**Fragmento mostrado**

□ □ □ □ □ □ □

Uno de ellos es Paco Alarcón Parra, miembro de Bomberos Sin Fronteras. “Lo que podemos hacer a estas alturas es recuperar cuerpos porque ya no hay señales de vida”, explica entre sus compañeros, procedentes de distintas ciudades de España. Aunque estaban listos para viajar pocas horas después de que se conociese la inundación de Derna, las trabas burocráticas para viajar a Libia no les permitieron hacerlo hasta la noche del jueves, cuando la compañía Repsol fletó un avión para su traslado. Entre ellos, viaja un equipo especializado en rescates submarinos. Tras rastrear la costa con drones, identifican los lugares donde hay más probabilidades de encontrar cuerpos. “Aunque el mar sigue devolviendo cadáveres, van a pasar días hasta que muchos de ellos salgan a flote. Y hay que recordar que pueden aparecer a decenas de kilómetros de aquí”, lamenta Luis Enrique Utiel, jefe del equipo de intervención de emergencias de Bomberos Sin Fronteras. “Sabemos que cada hora que pasa tenemos menos posibilidades de salvar a nadie”, concluye con impotencia.

Para llegar a Derna desde Susa, la ciudad en la que aterrizó el vuelo procedente de Madrid, hay que hacer un tortuoso recorrido por caminos de tierra. La tormenta arrancó fragmentos de la carretera que comunicaba ambas ciudades por la costa, por lo que un viaje de menos de una hora requiere ahora más de tres. Un traslado que estos periodistas han llevado a cabo con la escolta militar que el Gobierno libio les ha asignado para acompañarlos durante toda su estancia.

□ □ □ □ □ □ □

Listados de ubicación de elementos

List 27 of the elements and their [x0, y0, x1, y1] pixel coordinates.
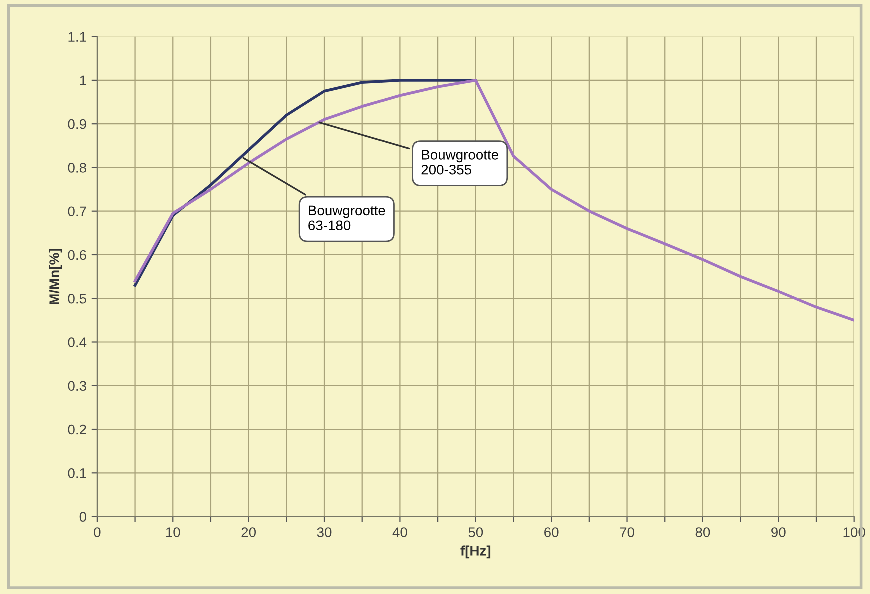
y-axis-title: M/Mn[%] — [49, 249, 62, 304]
y-tick-label: 1.1 — [68, 32, 86, 42]
y-tick-label: 0.3 — [68, 381, 86, 392]
annotation: Bouwgrootte 63-180 — [308, 206, 386, 231]
y-tick-label: 0.2 — [68, 424, 86, 435]
y-tick-label: 0.1 — [68, 468, 86, 478]
x-tick-label: 20 — [242, 528, 256, 538]
x-tick-label: 0 — [94, 528, 101, 538]
x-tick-label: 60 — [544, 528, 559, 538]
x-tick-label: 80 — [696, 528, 710, 538]
x-axis-title: f[Hz] — [460, 546, 491, 559]
y-tick-label: 0.7 — [68, 206, 86, 217]
x-tick-label: 40 — [392, 528, 408, 538]
x-tick-label: 90 — [772, 528, 786, 538]
annotation: Bouwgrootte 200-355 — [422, 150, 498, 175]
y-tick-label: 0.8 — [68, 163, 86, 173]
y-tick-label: 0.9 — [68, 119, 86, 130]
x-tick-label: 10 — [166, 528, 180, 538]
y-tick-label: 1 — [80, 76, 86, 86]
y-tick-label: 0 — [80, 512, 86, 522]
y-tick-label: 0.4 — [68, 338, 87, 348]
y-tick-label: 0.6 — [68, 250, 86, 260]
x-tick-label: 70 — [620, 528, 634, 538]
y-tick-label: 0.5 — [68, 294, 86, 304]
x-tick-label: 50 — [468, 528, 484, 538]
line-series — [134, 79, 854, 322]
x-tick-label: 30 — [317, 528, 332, 538]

□ □ □ □ □ □ □

**Las tareas**
1. Según el fragmento mostrado, ¿por qué el trayecto entre Susa y Derna dura ahora más de tres horas? Responda en una a tres oraciones.
2. Reproduzca el pasaje del fragmento mostrado comprendido entre "Para llegar a" y "toda su estancia.", ambos incluidos, sustituyendo "caminos de tierra" por "pistas de tierra".

**Resultados de tareas**
1. La tormenta arrancó fragmentos de la carretera que comunicaba ambas ciudades por la costa. Por eso hay que hacer un tortuoso recorrido por caminos de tierra, y un viaje de menos de una hora requiere ahora más de tres.

2.
Para llegar a Derna desde Susa, la ciudad en la que aterrizó el vuelo procedente de Madrid, hay que hacer un tortuoso recorrido por pistas de tierra. La tormenta arrancó fragmentos de la carretera que comunicaba ambas ciudades por la costa, por lo que un viaje de menos de una hora requiere ahora más de tres. Un traslado que estos periodistas han llevado a cabo con la escolta militar que el Gobierno libio les ha asignado para acompañarlos durante toda su estancia.